-- What this task involves --
Among the entries, which lines carry the string "LYRA"? Copy each of them.

────────────────────

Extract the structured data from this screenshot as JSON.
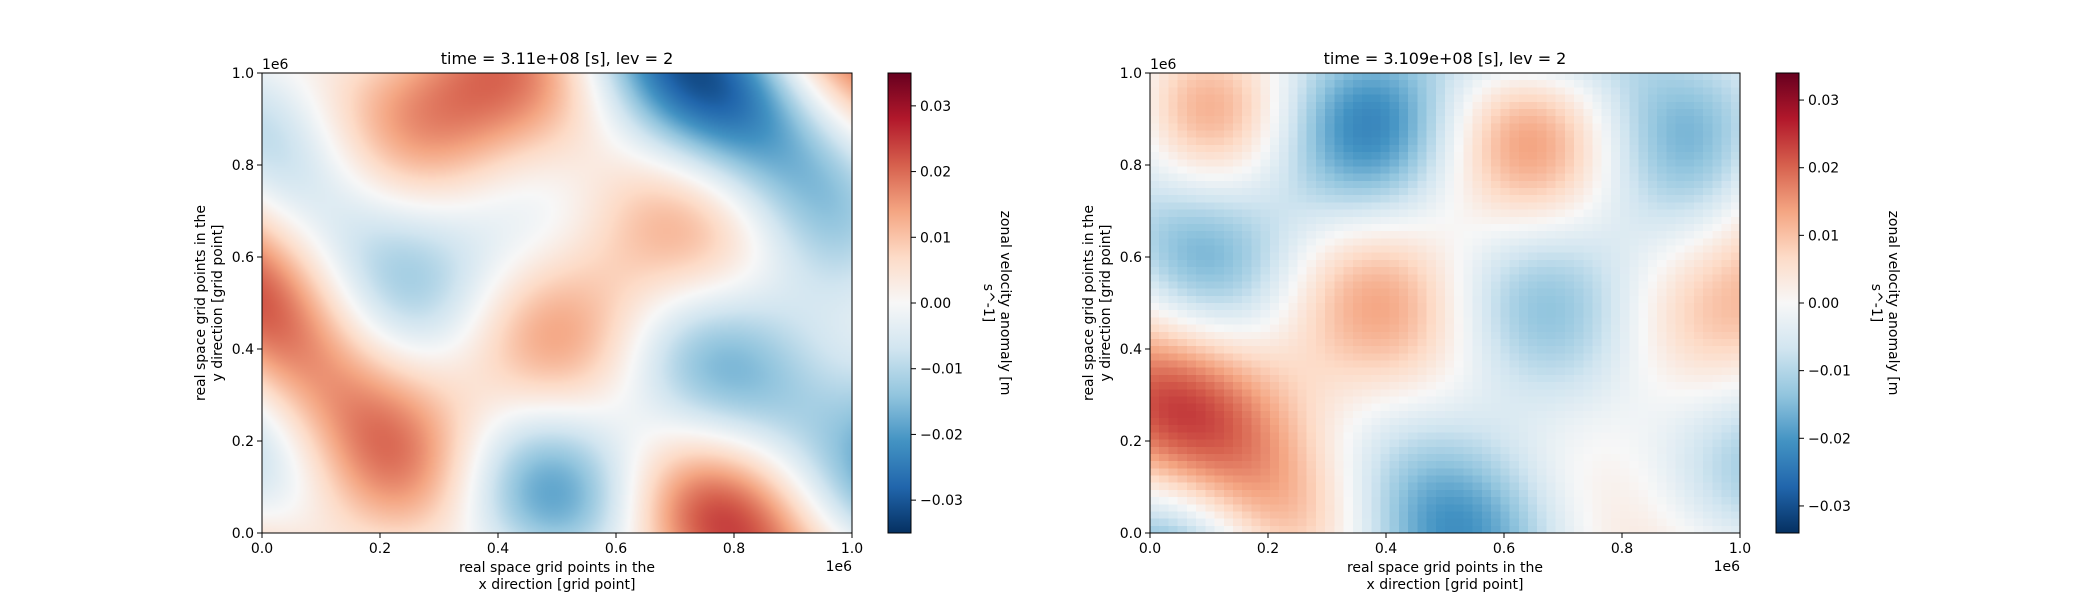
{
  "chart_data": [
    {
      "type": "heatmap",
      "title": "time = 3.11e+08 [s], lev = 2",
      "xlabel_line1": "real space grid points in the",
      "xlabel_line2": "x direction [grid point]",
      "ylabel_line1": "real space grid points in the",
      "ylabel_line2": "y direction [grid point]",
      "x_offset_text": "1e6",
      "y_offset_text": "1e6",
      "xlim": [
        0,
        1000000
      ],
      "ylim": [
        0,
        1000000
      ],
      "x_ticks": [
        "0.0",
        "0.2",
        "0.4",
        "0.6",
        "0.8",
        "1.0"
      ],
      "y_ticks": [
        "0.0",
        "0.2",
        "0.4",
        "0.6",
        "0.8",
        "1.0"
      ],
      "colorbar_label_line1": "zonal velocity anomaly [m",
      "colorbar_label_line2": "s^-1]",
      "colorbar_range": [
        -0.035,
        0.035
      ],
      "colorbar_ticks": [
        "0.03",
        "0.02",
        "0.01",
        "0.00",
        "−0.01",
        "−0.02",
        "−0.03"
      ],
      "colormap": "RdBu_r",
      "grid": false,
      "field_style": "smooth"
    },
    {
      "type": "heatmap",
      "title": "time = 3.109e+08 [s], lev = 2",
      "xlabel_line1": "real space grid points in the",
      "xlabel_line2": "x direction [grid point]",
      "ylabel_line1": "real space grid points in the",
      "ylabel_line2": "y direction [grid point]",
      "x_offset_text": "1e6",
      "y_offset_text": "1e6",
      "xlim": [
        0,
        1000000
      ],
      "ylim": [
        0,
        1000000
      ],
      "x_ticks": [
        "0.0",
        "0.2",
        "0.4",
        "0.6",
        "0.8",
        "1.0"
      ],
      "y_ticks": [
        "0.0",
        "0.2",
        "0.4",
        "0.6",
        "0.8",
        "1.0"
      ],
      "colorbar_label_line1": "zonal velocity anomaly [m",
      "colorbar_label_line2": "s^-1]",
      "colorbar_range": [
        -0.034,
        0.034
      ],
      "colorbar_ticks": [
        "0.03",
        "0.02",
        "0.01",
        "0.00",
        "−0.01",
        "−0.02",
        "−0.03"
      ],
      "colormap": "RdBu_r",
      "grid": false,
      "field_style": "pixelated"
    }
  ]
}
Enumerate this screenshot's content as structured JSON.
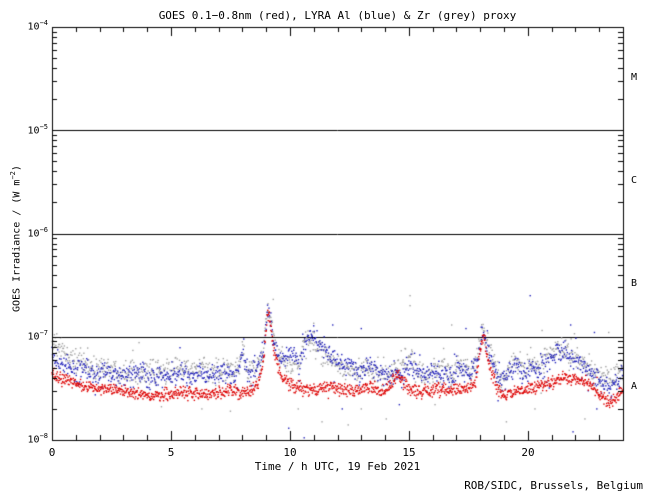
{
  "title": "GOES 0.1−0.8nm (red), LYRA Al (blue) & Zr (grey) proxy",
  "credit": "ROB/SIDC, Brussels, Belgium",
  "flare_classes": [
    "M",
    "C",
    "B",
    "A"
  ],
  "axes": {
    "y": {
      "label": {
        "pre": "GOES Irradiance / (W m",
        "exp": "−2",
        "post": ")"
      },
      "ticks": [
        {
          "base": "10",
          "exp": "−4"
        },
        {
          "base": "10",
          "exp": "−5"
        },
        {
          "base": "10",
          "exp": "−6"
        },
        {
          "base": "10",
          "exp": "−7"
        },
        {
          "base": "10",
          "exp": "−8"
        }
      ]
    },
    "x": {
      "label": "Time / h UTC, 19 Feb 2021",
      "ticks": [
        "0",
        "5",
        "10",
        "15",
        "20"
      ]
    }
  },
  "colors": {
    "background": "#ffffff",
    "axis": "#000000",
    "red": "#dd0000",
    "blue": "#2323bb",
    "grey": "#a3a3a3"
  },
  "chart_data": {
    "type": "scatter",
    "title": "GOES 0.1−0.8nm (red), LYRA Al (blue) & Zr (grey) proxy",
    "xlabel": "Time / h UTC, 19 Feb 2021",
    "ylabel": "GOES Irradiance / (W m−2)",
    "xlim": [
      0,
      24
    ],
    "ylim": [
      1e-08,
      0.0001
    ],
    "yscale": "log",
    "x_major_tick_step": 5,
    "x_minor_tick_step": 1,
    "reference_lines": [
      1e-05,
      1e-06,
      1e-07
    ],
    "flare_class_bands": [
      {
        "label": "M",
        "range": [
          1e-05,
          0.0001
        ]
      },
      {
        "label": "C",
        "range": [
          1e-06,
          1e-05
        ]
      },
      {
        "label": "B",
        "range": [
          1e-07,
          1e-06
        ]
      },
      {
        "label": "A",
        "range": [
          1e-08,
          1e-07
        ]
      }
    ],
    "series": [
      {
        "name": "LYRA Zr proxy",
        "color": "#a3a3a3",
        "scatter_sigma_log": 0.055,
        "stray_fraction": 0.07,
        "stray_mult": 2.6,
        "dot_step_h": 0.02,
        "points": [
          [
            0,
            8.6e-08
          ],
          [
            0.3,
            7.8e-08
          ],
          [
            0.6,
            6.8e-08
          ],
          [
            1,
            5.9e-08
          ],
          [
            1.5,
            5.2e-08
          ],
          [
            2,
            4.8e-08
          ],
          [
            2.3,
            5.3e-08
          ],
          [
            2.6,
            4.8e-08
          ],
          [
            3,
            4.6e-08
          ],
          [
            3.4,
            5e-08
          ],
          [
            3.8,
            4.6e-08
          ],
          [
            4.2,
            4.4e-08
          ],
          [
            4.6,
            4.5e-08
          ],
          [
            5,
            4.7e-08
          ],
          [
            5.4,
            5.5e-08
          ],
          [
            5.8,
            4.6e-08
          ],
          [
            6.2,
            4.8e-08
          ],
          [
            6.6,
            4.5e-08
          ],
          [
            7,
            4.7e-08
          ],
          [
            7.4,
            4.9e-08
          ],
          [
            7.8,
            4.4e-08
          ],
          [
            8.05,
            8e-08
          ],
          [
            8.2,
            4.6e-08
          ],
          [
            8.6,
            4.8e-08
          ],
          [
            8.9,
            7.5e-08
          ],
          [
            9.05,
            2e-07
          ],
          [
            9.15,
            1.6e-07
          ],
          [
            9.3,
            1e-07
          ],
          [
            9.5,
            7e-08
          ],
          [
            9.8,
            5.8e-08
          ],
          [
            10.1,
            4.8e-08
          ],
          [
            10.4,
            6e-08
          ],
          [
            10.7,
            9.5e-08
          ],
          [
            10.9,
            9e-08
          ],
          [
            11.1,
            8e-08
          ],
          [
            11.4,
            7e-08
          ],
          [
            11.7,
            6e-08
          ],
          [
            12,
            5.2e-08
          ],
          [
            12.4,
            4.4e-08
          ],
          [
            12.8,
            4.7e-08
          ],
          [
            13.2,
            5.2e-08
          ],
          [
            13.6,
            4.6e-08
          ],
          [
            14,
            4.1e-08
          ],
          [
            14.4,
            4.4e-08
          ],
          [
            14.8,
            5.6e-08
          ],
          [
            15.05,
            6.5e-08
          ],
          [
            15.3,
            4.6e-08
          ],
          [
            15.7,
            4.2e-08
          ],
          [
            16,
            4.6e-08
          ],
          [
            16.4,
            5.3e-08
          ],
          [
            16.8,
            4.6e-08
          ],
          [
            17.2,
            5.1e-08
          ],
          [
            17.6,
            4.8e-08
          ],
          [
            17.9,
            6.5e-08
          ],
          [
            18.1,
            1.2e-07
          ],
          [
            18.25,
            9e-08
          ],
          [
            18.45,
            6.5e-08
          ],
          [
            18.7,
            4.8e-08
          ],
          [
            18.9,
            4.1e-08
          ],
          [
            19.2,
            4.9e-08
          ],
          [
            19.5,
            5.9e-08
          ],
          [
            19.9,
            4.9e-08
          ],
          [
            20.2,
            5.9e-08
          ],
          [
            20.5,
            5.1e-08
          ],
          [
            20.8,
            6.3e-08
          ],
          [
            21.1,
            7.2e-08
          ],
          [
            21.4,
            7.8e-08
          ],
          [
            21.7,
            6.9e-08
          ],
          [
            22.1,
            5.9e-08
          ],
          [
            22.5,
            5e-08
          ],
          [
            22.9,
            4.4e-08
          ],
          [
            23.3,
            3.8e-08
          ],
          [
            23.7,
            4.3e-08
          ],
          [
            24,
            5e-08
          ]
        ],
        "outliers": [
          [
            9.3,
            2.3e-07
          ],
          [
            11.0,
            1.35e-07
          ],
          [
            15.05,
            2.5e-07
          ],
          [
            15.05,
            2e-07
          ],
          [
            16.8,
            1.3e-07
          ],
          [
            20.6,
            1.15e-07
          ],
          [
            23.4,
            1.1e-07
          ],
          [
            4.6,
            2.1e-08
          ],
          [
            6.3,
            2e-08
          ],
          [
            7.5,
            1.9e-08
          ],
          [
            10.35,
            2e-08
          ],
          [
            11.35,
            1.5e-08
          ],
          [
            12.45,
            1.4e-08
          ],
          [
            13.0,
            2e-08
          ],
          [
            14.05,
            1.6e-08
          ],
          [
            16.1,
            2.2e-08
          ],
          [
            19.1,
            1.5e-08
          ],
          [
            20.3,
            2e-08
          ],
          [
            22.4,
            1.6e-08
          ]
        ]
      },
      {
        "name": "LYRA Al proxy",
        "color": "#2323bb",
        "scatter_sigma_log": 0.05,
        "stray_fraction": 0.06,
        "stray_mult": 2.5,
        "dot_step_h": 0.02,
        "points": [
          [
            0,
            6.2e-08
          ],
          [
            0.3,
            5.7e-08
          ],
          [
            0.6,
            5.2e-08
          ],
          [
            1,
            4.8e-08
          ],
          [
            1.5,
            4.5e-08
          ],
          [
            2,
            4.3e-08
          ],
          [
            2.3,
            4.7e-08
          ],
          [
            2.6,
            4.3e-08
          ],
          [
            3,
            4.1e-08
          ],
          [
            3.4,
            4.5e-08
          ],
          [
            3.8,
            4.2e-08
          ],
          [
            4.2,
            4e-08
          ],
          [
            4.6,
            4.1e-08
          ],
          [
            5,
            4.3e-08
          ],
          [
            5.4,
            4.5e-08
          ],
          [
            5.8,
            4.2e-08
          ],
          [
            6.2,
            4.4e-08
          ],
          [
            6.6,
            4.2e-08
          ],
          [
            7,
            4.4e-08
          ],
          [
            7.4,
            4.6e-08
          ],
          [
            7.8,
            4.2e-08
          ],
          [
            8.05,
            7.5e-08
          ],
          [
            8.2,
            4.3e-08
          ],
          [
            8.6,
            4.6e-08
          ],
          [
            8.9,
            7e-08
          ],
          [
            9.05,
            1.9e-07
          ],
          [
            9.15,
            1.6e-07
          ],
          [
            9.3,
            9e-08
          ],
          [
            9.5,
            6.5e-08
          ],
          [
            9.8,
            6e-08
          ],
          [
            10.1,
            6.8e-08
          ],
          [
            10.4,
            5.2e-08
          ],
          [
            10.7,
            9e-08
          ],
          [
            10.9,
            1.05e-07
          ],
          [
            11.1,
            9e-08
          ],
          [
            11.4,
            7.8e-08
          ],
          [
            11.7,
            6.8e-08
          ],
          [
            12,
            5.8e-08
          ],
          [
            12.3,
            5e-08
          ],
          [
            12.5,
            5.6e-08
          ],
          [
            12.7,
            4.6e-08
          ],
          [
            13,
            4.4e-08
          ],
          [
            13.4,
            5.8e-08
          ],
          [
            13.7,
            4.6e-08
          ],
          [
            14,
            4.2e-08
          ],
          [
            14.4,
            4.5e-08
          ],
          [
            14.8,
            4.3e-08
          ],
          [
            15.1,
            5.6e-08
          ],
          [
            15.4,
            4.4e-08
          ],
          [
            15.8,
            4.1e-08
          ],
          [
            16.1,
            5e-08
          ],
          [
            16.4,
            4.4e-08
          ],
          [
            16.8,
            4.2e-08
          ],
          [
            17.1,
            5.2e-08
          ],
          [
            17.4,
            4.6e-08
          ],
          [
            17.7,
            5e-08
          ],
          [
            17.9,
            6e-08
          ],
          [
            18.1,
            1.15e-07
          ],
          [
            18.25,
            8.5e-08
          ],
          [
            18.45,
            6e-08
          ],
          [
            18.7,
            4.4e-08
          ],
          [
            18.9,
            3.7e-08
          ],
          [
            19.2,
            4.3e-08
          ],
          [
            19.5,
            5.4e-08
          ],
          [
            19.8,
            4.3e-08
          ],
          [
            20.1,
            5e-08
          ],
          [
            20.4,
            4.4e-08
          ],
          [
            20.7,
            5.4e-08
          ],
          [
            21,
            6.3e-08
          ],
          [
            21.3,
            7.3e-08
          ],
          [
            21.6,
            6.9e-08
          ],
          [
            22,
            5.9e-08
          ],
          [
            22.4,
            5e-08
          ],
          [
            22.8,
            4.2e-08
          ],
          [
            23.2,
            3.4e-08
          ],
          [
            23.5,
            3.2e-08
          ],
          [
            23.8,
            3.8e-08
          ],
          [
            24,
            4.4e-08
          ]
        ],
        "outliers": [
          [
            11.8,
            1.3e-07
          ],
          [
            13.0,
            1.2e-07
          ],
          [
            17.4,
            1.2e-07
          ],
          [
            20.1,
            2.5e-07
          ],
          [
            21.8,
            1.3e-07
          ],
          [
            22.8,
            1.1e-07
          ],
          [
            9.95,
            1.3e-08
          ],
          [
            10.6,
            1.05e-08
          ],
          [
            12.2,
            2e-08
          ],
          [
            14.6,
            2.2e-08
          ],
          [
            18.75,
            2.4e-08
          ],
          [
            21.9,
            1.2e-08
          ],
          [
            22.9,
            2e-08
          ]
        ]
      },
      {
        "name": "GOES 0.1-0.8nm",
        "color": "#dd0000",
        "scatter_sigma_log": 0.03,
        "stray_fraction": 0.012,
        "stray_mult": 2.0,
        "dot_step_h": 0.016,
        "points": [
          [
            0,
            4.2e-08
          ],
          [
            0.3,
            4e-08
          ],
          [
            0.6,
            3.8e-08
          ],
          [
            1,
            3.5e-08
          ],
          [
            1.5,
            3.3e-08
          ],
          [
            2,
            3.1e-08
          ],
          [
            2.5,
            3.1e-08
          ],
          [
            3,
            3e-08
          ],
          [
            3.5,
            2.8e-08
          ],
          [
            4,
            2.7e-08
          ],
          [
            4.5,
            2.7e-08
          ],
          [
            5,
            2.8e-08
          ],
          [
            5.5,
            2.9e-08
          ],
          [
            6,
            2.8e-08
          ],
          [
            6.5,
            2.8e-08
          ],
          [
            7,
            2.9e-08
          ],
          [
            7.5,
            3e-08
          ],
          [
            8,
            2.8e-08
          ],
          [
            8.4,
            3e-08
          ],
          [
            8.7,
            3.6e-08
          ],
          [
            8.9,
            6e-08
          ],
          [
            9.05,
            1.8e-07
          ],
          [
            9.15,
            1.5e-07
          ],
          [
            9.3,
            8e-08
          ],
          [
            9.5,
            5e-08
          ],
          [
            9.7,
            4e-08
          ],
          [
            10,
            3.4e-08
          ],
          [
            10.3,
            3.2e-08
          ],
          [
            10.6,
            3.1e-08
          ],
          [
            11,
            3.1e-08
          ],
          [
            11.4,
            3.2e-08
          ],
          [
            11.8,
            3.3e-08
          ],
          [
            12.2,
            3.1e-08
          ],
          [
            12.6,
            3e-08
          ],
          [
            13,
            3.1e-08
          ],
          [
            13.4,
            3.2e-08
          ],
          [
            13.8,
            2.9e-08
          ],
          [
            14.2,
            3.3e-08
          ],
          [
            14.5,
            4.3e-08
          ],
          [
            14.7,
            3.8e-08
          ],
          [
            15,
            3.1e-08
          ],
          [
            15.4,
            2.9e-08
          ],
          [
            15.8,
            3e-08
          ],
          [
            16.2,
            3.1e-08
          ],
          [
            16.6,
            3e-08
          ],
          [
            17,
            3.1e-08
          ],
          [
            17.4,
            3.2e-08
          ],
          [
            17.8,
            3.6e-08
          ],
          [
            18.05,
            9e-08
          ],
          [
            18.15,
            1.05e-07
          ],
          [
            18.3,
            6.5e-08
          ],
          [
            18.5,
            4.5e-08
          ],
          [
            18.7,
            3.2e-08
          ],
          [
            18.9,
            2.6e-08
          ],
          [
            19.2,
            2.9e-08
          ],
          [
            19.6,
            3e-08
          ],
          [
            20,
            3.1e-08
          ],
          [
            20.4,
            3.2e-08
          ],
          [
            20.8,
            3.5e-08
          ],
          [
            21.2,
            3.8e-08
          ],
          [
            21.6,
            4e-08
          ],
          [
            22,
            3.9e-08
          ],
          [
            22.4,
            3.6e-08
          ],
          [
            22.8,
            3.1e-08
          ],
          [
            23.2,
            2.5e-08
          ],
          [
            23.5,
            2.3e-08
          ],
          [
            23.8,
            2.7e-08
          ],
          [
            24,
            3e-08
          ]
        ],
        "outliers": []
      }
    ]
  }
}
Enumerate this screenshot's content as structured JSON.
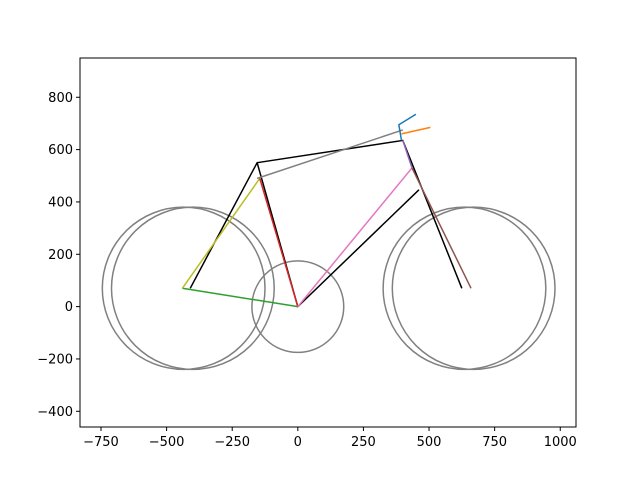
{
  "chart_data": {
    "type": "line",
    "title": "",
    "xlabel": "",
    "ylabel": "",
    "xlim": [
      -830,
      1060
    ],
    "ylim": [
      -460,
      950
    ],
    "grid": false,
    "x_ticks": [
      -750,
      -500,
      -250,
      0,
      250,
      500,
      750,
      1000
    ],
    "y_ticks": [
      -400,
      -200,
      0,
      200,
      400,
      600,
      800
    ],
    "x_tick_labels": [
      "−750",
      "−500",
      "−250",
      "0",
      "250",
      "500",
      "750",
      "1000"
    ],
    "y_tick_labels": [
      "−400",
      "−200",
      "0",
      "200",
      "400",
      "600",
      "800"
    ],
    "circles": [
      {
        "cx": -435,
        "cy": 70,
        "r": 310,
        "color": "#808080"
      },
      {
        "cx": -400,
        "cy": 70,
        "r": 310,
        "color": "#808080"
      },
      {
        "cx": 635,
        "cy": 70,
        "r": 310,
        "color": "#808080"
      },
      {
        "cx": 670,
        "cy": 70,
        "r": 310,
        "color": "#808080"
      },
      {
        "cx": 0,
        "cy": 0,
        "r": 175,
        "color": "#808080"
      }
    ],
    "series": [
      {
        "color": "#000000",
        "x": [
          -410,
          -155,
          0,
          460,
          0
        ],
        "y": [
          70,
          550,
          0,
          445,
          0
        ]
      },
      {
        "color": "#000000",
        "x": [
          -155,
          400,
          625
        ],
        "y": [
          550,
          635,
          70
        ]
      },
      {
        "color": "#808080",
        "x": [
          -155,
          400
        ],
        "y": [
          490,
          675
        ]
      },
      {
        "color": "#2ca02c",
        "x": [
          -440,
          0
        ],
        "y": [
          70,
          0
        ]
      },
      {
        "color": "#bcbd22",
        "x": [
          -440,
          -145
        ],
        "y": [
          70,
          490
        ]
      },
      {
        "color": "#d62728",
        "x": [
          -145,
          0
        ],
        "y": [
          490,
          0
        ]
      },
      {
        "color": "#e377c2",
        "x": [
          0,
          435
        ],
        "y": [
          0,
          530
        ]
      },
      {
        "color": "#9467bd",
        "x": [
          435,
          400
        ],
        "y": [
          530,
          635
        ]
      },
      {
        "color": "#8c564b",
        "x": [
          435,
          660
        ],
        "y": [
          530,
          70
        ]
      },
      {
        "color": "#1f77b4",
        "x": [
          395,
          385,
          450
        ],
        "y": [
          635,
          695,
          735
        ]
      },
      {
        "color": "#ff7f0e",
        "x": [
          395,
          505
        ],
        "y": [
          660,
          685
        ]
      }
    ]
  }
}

────────────────────

-- Response to this task --
  "title": "GOES 0.1−0.8nm (red), LYRA Al (blue) & Zr (grey) proxy",
    "title": "GOES 0.1−0.8nm (red), LYRA Al (blue) & Zr (grey) proxy",
        "name": "LYRA Zr proxy",
        "name": "LYRA Al proxy",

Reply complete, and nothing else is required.